ACTION ITEM ::
Going through the entries below, copy out each line that contains "allen".

(Page content records)

- - -

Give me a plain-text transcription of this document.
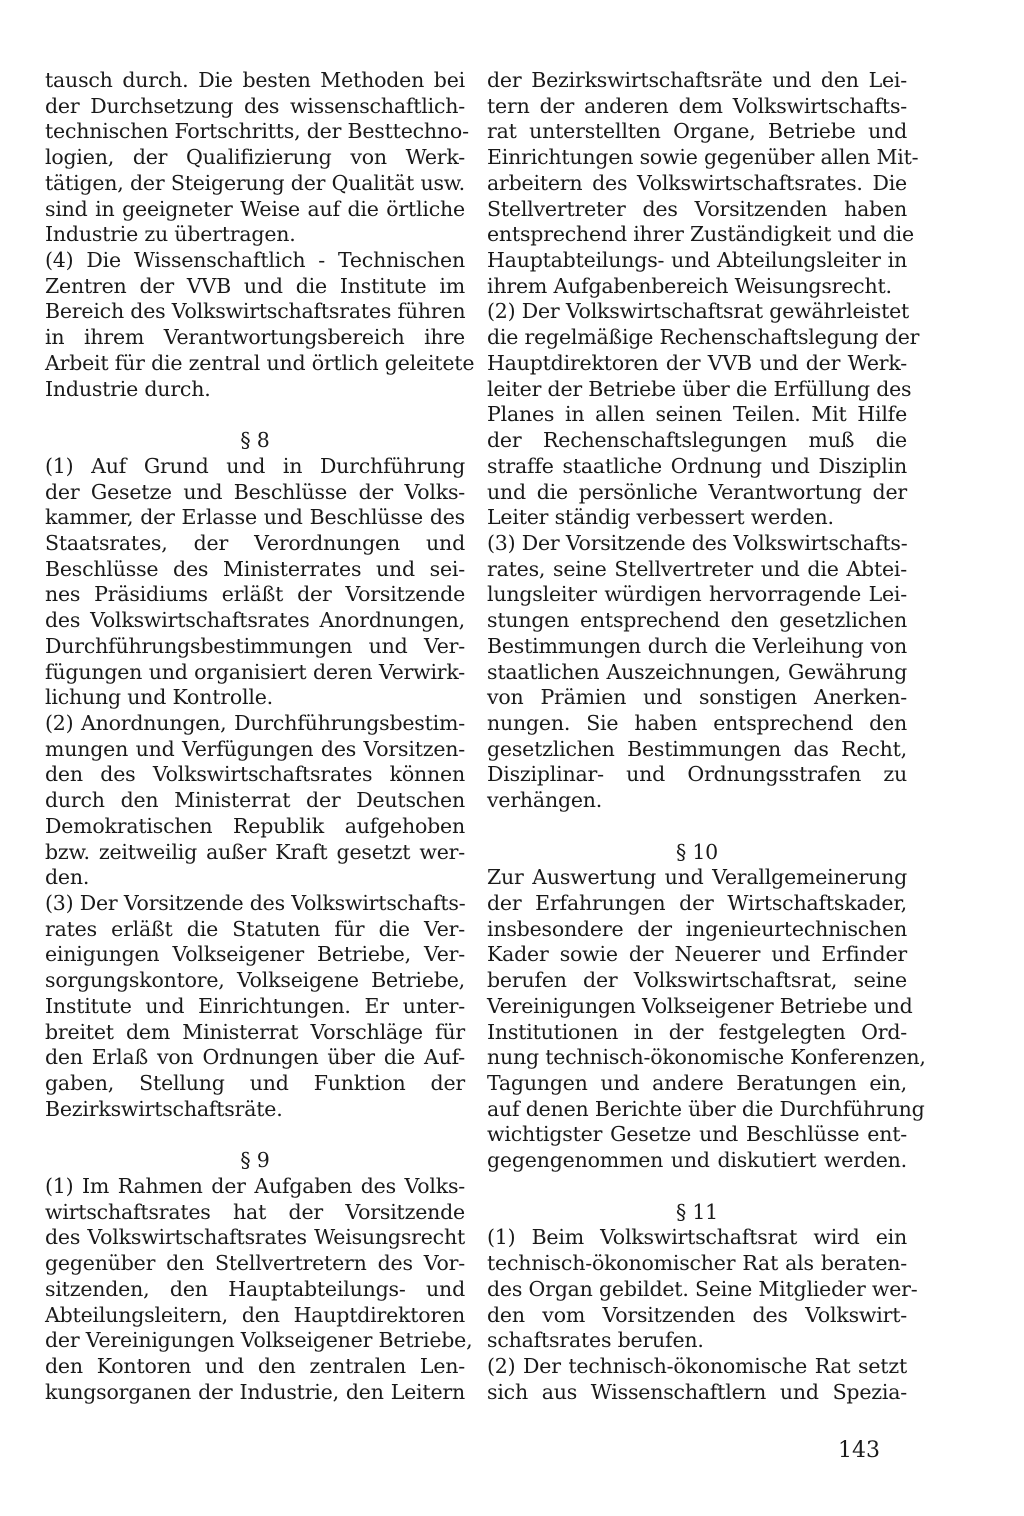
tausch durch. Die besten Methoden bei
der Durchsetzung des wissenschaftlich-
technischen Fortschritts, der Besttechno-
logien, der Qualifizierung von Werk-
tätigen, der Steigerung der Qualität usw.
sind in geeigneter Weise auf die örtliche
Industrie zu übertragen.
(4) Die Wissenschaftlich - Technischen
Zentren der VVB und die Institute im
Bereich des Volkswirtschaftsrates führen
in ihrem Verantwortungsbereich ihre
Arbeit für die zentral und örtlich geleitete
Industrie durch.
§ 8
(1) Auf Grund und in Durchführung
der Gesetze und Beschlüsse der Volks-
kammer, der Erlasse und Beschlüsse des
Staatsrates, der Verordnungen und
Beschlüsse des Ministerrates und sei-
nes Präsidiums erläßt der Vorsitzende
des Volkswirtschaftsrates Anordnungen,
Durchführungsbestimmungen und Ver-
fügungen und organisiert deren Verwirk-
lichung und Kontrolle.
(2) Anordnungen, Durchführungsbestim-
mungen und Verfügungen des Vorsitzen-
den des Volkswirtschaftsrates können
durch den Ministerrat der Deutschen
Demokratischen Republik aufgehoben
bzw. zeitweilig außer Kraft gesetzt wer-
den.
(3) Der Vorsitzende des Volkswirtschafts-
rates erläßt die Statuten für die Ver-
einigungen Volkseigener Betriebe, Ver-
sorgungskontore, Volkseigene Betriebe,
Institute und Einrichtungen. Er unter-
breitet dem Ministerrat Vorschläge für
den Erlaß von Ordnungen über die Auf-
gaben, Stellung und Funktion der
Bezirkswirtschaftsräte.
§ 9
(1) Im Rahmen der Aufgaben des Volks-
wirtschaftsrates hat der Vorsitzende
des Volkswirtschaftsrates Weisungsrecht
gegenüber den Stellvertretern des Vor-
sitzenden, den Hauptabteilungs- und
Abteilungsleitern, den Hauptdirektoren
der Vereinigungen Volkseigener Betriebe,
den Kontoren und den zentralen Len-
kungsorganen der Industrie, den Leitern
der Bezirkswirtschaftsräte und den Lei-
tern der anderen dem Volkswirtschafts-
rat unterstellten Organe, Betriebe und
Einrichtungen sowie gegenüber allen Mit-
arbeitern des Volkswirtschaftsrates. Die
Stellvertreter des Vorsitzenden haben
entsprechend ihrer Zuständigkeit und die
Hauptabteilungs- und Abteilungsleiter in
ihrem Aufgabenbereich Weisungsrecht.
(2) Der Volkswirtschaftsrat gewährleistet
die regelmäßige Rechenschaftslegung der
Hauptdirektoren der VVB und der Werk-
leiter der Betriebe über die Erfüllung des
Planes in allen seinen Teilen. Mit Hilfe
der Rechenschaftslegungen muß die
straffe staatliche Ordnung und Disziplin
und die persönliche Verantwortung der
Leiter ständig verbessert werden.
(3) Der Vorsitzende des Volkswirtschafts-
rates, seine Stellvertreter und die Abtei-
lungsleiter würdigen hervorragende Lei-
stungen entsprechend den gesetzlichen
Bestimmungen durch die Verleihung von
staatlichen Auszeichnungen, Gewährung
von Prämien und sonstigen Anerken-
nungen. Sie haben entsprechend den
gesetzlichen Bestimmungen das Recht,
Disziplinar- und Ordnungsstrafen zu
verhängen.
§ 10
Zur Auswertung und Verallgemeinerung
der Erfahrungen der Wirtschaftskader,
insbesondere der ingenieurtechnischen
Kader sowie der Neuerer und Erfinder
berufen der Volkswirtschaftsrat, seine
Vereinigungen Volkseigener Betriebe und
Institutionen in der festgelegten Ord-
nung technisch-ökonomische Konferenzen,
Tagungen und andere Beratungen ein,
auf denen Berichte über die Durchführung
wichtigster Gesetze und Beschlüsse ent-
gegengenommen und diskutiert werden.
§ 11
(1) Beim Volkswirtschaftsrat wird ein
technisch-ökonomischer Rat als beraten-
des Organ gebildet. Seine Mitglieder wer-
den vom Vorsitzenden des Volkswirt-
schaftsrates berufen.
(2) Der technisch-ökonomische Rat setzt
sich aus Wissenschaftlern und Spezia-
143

- - -

ANSWER FOR THE TASK ::
Einrichtungen sowie gegenüber allen Mit-
Planes in allen seinen Teilen. Mit Hilfe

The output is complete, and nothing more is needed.